* [SUPPLIED RECORDS]
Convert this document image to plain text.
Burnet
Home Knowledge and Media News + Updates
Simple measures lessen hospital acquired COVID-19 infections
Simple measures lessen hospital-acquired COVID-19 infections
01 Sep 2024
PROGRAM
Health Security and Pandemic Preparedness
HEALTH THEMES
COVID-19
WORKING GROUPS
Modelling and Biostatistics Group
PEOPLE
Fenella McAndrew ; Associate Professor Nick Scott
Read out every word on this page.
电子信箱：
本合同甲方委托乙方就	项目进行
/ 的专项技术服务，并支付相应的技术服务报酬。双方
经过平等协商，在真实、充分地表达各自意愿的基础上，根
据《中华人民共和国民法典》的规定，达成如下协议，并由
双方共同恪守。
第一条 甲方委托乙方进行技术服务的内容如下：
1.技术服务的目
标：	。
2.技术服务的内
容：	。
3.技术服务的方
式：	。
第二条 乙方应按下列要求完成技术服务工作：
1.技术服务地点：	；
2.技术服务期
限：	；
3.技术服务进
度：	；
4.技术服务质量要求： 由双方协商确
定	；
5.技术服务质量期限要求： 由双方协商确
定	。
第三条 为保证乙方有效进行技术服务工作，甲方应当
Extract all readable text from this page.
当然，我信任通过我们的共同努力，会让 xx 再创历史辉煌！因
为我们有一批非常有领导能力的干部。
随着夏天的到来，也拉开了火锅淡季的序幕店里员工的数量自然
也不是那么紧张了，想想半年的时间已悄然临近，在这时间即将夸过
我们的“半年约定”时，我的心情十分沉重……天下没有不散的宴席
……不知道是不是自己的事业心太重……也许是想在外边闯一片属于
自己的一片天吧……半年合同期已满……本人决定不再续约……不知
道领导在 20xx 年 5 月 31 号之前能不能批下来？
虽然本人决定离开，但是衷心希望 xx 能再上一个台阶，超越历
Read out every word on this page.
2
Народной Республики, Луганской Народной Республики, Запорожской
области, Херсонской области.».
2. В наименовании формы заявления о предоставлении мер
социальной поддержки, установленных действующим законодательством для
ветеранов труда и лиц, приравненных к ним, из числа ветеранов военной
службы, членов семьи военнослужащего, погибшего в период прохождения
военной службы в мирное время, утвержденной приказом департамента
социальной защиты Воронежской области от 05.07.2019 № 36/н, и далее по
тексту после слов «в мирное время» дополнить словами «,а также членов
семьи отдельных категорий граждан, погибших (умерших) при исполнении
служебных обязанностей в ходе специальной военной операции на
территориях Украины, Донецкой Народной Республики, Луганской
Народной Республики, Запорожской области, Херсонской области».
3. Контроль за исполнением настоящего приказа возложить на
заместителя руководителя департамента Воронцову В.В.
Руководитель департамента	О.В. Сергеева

* [YOUR INSTRUCTIONS] Repeat the entries exactly, all of them.

* [WORKED ANSWER]
Convert this document image to plain text.
Burnet
Home Knowledge and Media News + Updates
Simple measures lessen hospital acquired COVID-19 infections
Simple measures lessen hospital-acquired COVID-19 infections
01 Sep 2024
PROGRAM
Health Security and Pandemic Preparedness
HEALTH THEMES
COVID-19
WORKING GROUPS
Modelling and Biostatistics Group
PEOPLE
Fenella McAndrew ; Associate Professor Nick Scott
Read out every word on this page.
电子信箱：
本合同甲方委托乙方就	项目进行
/ 的专项技术服务，并支付相应的技术服务报酬。双方
经过平等协商，在真实、充分地表达各自意愿的基础上，根
据《中华人民共和国民法典》的规定，达成如下协议，并由
双方共同恪守。
第一条 甲方委托乙方进行技术服务的内容如下：
1.技术服务的目
标：	。
2.技术服务的内
容：	。
3.技术服务的方
式：	。
第二条 乙方应按下列要求完成技术服务工作：
1.技术服务地点：	；
2.技术服务期
限：	；
3.技术服务进
度：	；
4.技术服务质量要求： 由双方协商确
定	；
5.技术服务质量期限要求： 由双方协商确
定	。
第三条 为保证乙方有效进行技术服务工作，甲方应当
Extract all readable text from this page.
当然，我信任通过我们的共同努力，会让 xx 再创历史辉煌！因
为我们有一批非常有领导能力的干部。
随着夏天的到来，也拉开了火锅淡季的序幕店里员工的数量自然
也不是那么紧张了，想想半年的时间已悄然临近，在这时间即将夸过
我们的“半年约定”时，我的心情十分沉重……天下没有不散的宴席
……不知道是不是自己的事业心太重……也许是想在外边闯一片属于
自己的一片天吧……半年合同期已满……本人决定不再续约……不知
道领导在 20xx 年 5 月 31 号之前能不能批下来？
虽然本人决定离开，但是衷心希望 xx 能再上一个台阶，超越历
Read out every word on this page.
2
Народной Республики, Луганской Народной Республики, Запорожской
области, Херсонской области.».
2. В наименовании формы заявления о предоставлении мер
социальной поддержки, установленных действующим законодательством для
ветеранов труда и лиц, приравненных к ним, из числа ветеранов военной
службы, членов семьи военнослужащего, погибшего в период прохождения
военной службы в мирное время, утвержденной приказом департамента
социальной защиты Воронежской области от 05.07.2019 № 36/н, и далее по
тексту после слов «в мирное время» дополнить словами «,а также членов
семьи отдельных категорий граждан, погибших (умерших) при исполнении
служебных обязанностей в ходе специальной военной операции на
территориях Украины, Донецкой Народной Республики, Луганской
Народной Республики, Запорожской области, Херсонской области».
3. Контроль за исполнением настоящего приказа возложить на
заместителя руководителя департамента Воронцову В.В.
Руководитель департамента	О.В. Сергеева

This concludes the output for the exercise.